# EXERCISE DIRECTIONS:
Take the entries below and print all of them exactly, please.

++++ DATA FOR THIS EXERCISE ++++

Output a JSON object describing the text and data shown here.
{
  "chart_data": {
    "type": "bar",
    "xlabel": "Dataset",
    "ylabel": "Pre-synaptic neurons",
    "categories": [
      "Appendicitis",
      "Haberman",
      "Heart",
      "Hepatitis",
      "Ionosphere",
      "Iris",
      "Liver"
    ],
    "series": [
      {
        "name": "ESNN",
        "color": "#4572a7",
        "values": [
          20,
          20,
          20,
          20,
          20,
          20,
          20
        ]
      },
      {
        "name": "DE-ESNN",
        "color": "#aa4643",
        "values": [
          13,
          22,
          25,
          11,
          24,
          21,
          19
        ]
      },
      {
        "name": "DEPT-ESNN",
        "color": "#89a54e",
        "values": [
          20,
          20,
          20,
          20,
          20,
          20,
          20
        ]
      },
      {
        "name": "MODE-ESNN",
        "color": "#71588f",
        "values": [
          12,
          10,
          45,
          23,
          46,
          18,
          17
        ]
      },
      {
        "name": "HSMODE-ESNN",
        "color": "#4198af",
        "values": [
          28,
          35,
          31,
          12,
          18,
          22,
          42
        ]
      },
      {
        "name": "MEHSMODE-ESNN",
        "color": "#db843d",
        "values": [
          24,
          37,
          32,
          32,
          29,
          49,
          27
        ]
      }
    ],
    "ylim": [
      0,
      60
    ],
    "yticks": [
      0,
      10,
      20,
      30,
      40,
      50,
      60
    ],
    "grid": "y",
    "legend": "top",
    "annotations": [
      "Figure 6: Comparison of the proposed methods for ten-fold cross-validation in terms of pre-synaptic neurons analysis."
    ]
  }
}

++++

# ANSWER TO THIS PROBLEM:
Output a JSON object describing the text and data shown here.
{
  "chart_data": {
    "type": "bar",
    "xlabel": "Dataset",
    "ylabel": "Pre-synaptic neurons",
    "categories": [
      "Appendicitis",
      "Haberman",
      "Heart",
      "Hepatitis",
      "Ionosphere",
      "Iris",
      "Liver"
    ],
    "series": [
      {
        "name": "ESNN",
        "color": "#4572a7",
        "values": [
          20,
          20,
          20,
          20,
          20,
          20,
          20
        ]
      },
      {
        "name": "DE-ESNN",
        "color": "#aa4643",
        "values": [
          13,
          22,
          25,
          11,
          24,
          21,
          19
        ]
      },
      {
        "name": "DEPT-ESNN",
        "color": "#89a54e",
        "values": [
          20,
          20,
          20,
          20,
          20,
          20,
          20
        ]
      },
      {
        "name": "MODE-ESNN",
        "color": "#71588f",
        "values": [
          12,
          10,
          45,
          23,
          46,
          18,
          17
        ]
      },
      {
        "name": "HSMODE-ESNN",
        "color": "#4198af",
        "values": [
          28,
          35,
          31,
          12,
          18,
          22,
          42
        ]
      },
      {
        "name": "MEHSMODE-ESNN",
        "color": "#db843d",
        "values": [
          24,
          37,
          32,
          32,
          29,
          49,
          27
        ]
      }
    ],
    "ylim": [
      0,
      60
    ],
    "yticks": [
      0,
      10,
      20,
      30,
      40,
      50,
      60
    ],
    "grid": "y",
    "legend": "top",
    "annotations": [
      "Figure 6: Comparison of the proposed methods for ten-fold cross-validation in terms of pre-synaptic neurons analysis."
    ]
  }
}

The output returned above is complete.